Entries taken from a collection:
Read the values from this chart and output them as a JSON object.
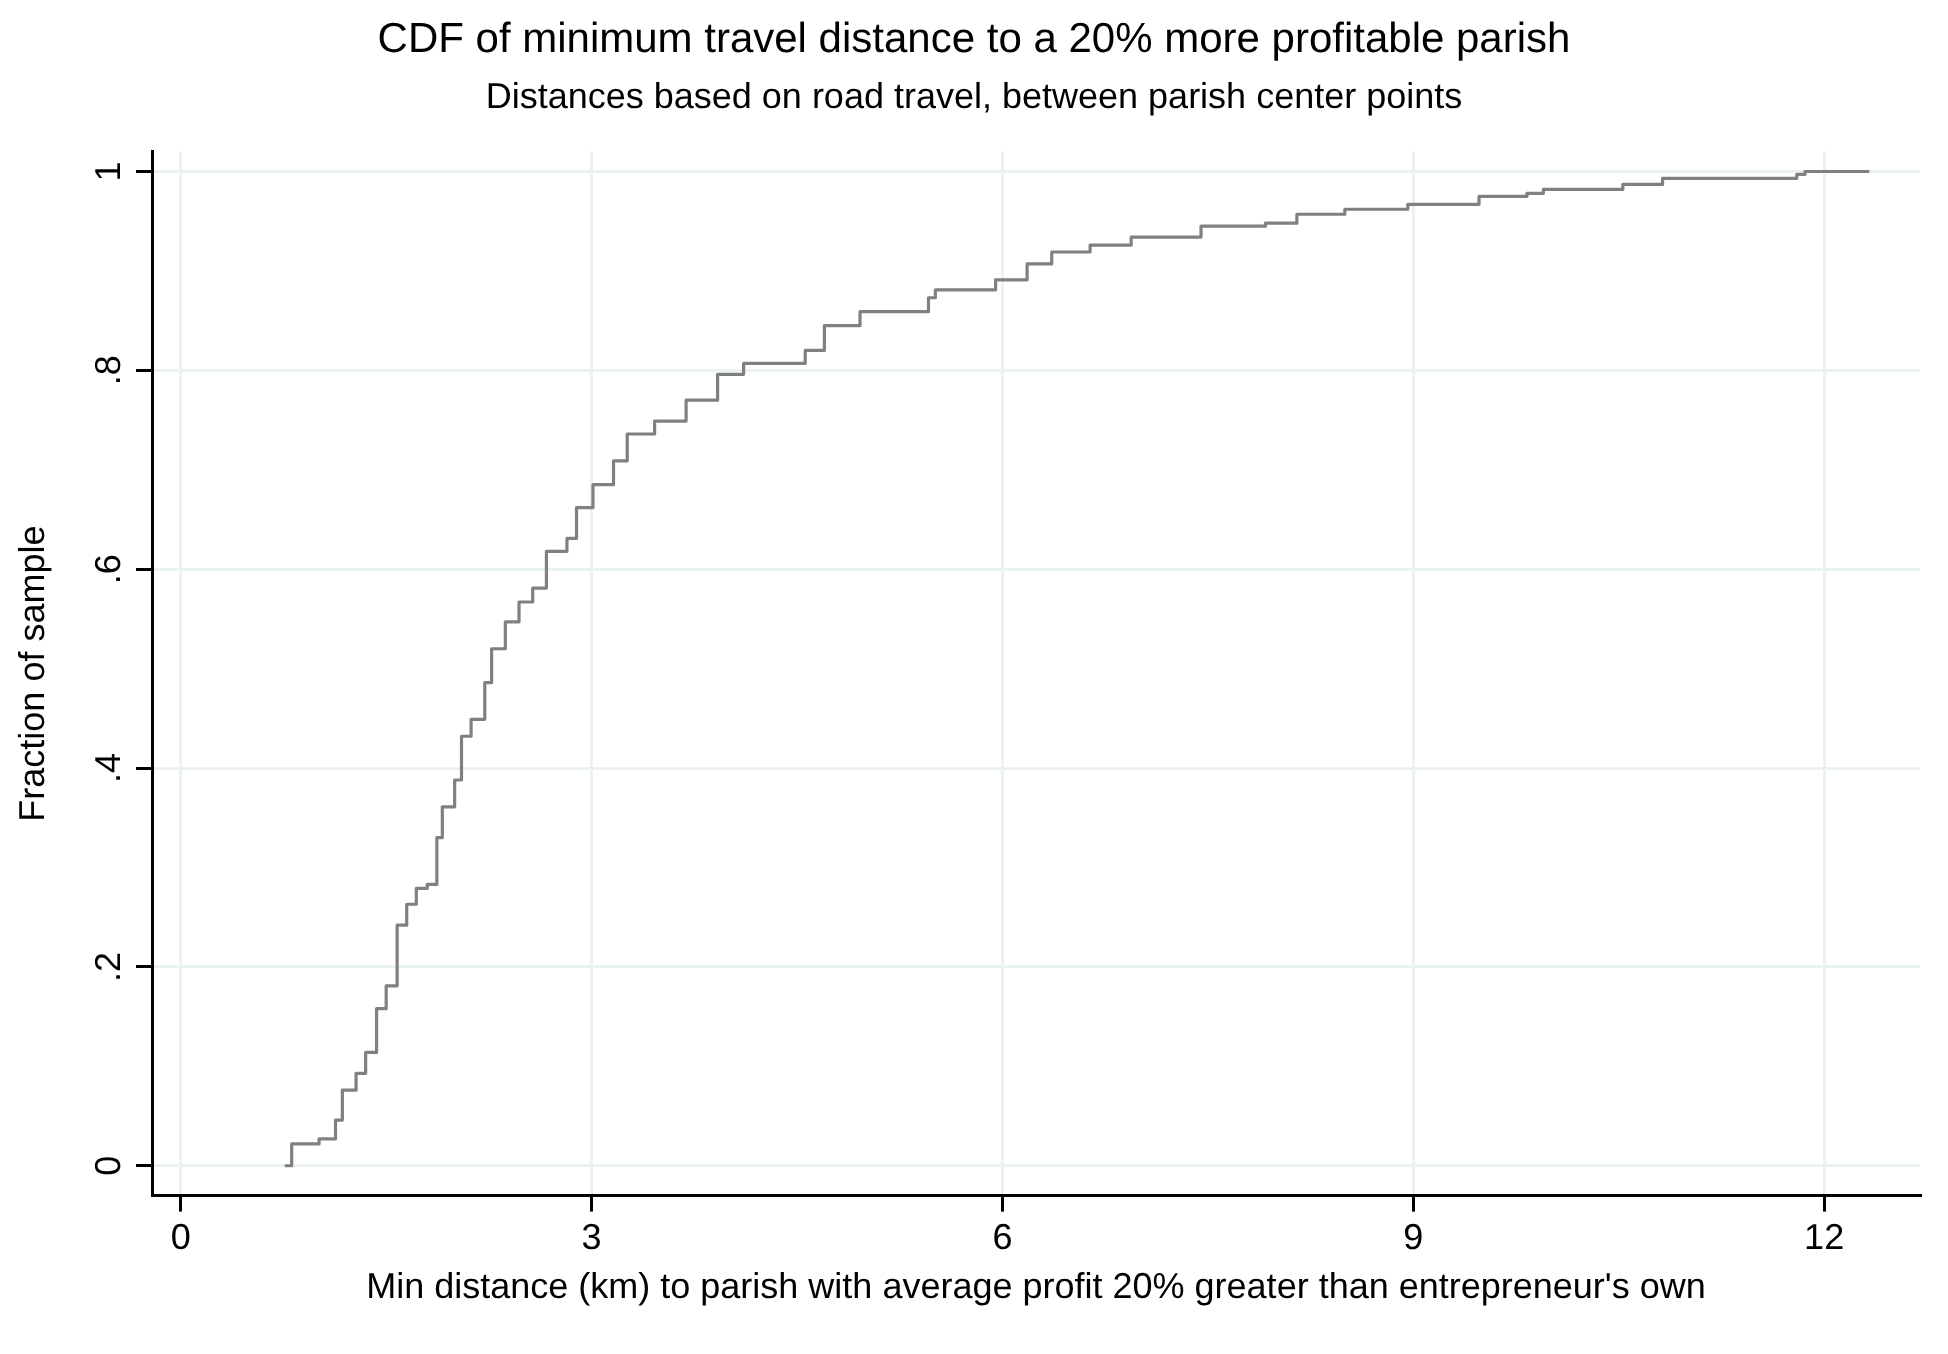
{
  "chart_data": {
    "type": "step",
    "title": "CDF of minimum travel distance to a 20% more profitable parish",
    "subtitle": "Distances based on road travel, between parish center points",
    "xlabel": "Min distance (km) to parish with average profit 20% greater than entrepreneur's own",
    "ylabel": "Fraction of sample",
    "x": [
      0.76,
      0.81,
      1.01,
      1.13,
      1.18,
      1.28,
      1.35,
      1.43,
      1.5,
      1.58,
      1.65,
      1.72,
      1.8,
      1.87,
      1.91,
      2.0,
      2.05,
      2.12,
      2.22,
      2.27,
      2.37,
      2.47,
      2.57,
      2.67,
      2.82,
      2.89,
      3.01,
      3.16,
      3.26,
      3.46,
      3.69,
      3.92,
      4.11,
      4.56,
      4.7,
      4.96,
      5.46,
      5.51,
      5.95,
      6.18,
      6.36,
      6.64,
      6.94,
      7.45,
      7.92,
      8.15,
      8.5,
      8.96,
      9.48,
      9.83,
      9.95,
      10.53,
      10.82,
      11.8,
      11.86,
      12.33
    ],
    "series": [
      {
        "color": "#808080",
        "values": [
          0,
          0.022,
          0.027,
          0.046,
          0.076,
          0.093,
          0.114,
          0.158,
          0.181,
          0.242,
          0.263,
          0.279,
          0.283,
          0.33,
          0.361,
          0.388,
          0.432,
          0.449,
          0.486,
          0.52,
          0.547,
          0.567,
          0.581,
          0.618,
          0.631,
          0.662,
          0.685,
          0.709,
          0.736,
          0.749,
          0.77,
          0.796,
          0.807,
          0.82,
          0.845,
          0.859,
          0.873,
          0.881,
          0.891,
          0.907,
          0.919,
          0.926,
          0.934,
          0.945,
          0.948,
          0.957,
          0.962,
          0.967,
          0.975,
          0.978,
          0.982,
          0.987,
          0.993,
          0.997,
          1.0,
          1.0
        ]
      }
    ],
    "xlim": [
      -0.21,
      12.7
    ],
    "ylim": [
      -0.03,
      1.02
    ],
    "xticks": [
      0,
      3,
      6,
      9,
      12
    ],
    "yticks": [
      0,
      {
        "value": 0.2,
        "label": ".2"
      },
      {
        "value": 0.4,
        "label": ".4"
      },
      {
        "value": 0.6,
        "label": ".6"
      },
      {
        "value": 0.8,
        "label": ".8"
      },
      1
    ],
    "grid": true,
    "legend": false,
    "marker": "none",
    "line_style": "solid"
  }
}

> _REQUIRED TASK_:
Give only the number of lines in the listing above that include the string "parish".

> _PROBLEM SOLUTION_:
3